» PROBLEM TO SOLVE: Each entry has to be copied exactly, with nothing missed.

» GIVEN INFORMATION:
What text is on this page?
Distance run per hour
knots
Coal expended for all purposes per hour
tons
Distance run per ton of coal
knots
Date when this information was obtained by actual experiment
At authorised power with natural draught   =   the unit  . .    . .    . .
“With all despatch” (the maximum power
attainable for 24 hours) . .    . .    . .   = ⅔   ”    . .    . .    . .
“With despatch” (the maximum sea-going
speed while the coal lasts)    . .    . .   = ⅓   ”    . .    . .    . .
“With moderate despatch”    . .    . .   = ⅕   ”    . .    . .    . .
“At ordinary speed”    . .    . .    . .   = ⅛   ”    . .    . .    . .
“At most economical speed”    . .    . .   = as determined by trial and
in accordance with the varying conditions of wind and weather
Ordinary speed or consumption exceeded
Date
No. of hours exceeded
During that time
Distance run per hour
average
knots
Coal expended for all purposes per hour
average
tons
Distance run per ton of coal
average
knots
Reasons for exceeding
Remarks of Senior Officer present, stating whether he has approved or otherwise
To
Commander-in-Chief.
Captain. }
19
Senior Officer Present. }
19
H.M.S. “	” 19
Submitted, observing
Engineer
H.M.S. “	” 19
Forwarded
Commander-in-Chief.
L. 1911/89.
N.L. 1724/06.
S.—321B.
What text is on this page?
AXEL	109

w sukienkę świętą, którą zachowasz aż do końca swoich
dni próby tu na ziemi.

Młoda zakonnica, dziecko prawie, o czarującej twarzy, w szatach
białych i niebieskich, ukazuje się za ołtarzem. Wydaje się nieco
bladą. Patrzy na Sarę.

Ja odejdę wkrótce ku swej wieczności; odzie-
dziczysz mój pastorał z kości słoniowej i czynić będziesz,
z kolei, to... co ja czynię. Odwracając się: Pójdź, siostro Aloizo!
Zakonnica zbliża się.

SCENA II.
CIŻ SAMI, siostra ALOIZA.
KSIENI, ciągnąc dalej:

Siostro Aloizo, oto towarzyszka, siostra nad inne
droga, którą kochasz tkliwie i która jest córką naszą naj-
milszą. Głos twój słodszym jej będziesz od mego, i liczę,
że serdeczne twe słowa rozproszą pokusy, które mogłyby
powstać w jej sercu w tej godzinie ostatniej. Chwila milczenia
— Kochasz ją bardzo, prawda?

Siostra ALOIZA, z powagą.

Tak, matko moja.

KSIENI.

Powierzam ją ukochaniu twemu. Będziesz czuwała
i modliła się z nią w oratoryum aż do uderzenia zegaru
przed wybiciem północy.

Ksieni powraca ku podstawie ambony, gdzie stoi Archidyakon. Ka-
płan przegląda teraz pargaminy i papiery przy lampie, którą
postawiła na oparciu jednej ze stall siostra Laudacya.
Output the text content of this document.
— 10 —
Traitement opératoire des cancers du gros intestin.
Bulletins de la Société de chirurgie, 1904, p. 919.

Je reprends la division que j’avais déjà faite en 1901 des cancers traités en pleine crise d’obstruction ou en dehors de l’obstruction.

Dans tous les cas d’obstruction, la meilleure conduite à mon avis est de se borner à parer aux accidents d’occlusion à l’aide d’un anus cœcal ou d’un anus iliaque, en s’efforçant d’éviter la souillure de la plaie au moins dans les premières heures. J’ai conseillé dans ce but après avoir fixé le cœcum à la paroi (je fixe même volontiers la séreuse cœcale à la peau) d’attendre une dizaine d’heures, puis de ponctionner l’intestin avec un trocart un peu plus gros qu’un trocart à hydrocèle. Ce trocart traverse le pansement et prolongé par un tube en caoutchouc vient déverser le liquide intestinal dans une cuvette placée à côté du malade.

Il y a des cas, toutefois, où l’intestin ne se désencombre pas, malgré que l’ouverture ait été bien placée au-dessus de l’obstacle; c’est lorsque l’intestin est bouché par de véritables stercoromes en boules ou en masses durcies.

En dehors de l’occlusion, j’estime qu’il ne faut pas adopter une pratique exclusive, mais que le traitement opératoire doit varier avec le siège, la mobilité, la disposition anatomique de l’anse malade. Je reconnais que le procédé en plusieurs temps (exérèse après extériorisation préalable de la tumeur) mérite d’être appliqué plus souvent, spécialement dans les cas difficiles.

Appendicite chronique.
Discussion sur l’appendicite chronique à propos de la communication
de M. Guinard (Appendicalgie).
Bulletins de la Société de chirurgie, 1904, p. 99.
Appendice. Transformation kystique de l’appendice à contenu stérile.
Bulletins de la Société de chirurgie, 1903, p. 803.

» EXERCISE RESULT:
What text is on this page?
Distance run per hour
knots
Coal expended for all purposes per hour
tons
Distance run per ton of coal
knots
Date when this information was obtained by actual experiment
At authorised power with natural draught   =   the unit  . .    . .    . .
“With all despatch” (the maximum power
attainable for 24 hours) . .    . .    . .   = ⅔   ”    . .    . .    . .
“With despatch” (the maximum sea-going
speed while the coal lasts)    . .    . .   = ⅓   ”    . .    . .    . .
“With moderate despatch”    . .    . .   = ⅕   ”    . .    . .    . .
“At ordinary speed”    . .    . .    . .   = ⅛   ”    . .    . .    . .
“At most economical speed”    . .    . .   = as determined by trial and
in accordance with the varying conditions of wind and weather
Ordinary speed or consumption exceeded
Date
No. of hours exceeded
During that time
Distance run per hour
average
knots
Coal expended for all purposes per hour
average
tons
Distance run per ton of coal
average
knots
Reasons for exceeding
Remarks of Senior Officer present, stating whether he has approved or otherwise
To
Commander-in-Chief.
Captain. }
19
Senior Officer Present. }
19
H.M.S. “	” 19
Submitted, observing
Engineer
H.M.S. “	” 19
Forwarded
Commander-in-Chief.
L. 1911/89.
N.L. 1724/06.
S.—321B.
What text is on this page?
AXEL	109

w sukienkę świętą, którą zachowasz aż do końca swoich
dni próby tu na ziemi.

Młoda zakonnica, dziecko prawie, o czarującej twarzy, w szatach
białych i niebieskich, ukazuje się za ołtarzem. Wydaje się nieco
bladą. Patrzy na Sarę.

Ja odejdę wkrótce ku swej wieczności; odzie-
dziczysz mój pastorał z kości słoniowej i czynić będziesz,
z kolei, to... co ja czynię. Odwracając się: Pójdź, siostro Aloizo!
Zakonnica zbliża się.

SCENA II.
CIŻ SAMI, siostra ALOIZA.
KSIENI, ciągnąc dalej:

Siostro Aloizo, oto towarzyszka, siostra nad inne
droga, którą kochasz tkliwie i która jest córką naszą naj-
milszą. Głos twój słodszym jej będziesz od mego, i liczę,
że serdeczne twe słowa rozproszą pokusy, które mogłyby
powstać w jej sercu w tej godzinie ostatniej. Chwila milczenia
— Kochasz ją bardzo, prawda?

Siostra ALOIZA, z powagą.

Tak, matko moja.

KSIENI.

Powierzam ją ukochaniu twemu. Będziesz czuwała
i modliła się z nią w oratoryum aż do uderzenia zegaru
przed wybiciem północy.

Ksieni powraca ku podstawie ambony, gdzie stoi Archidyakon. Ka-
płan przegląda teraz pargaminy i papiery przy lampie, którą
postawiła na oparciu jednej ze stall siostra Laudacya.
Output the text content of this document.
— 10 —
Traitement opératoire des cancers du gros intestin.
Bulletins de la Société de chirurgie, 1904, p. 919.

Je reprends la division que j’avais déjà faite en 1901 des cancers traités en pleine crise d’obstruction ou en dehors de l’obstruction.

Dans tous les cas d’obstruction, la meilleure conduite à mon avis est de se borner à parer aux accidents d’occlusion à l’aide d’un anus cœcal ou d’un anus iliaque, en s’efforçant d’éviter la souillure de la plaie au moins dans les premières heures. J’ai conseillé dans ce but après avoir fixé le cœcum à la paroi (je fixe même volontiers la séreuse cœcale à la peau) d’attendre une dizaine d’heures, puis de ponctionner l’intestin avec un trocart un peu plus gros qu’un trocart à hydrocèle. Ce trocart traverse le pansement et prolongé par un tube en caoutchouc vient déverser le liquide intestinal dans une cuvette placée à côté du malade.

Il y a des cas, toutefois, où l’intestin ne se désencombre pas, malgré que l’ouverture ait été bien placée au-dessus de l’obstacle; c’est lorsque l’intestin est bouché par de véritables stercoromes en boules ou en masses durcies.

En dehors de l’occlusion, j’estime qu’il ne faut pas adopter une pratique exclusive, mais que le traitement opératoire doit varier avec le siège, la mobilité, la disposition anatomique de l’anse malade. Je reconnais que le procédé en plusieurs temps (exérèse après extériorisation préalable de la tumeur) mérite d’être appliqué plus souvent, spécialement dans les cas difficiles.

Appendicite chronique.
Discussion sur l’appendicite chronique à propos de la communication
de M. Guinard (Appendicalgie).
Bulletins de la Société de chirurgie, 1904, p. 99.
Appendice. Transformation kystique de l’appendice à contenu stérile.
Bulletins de la Société de chirurgie, 1903, p. 803.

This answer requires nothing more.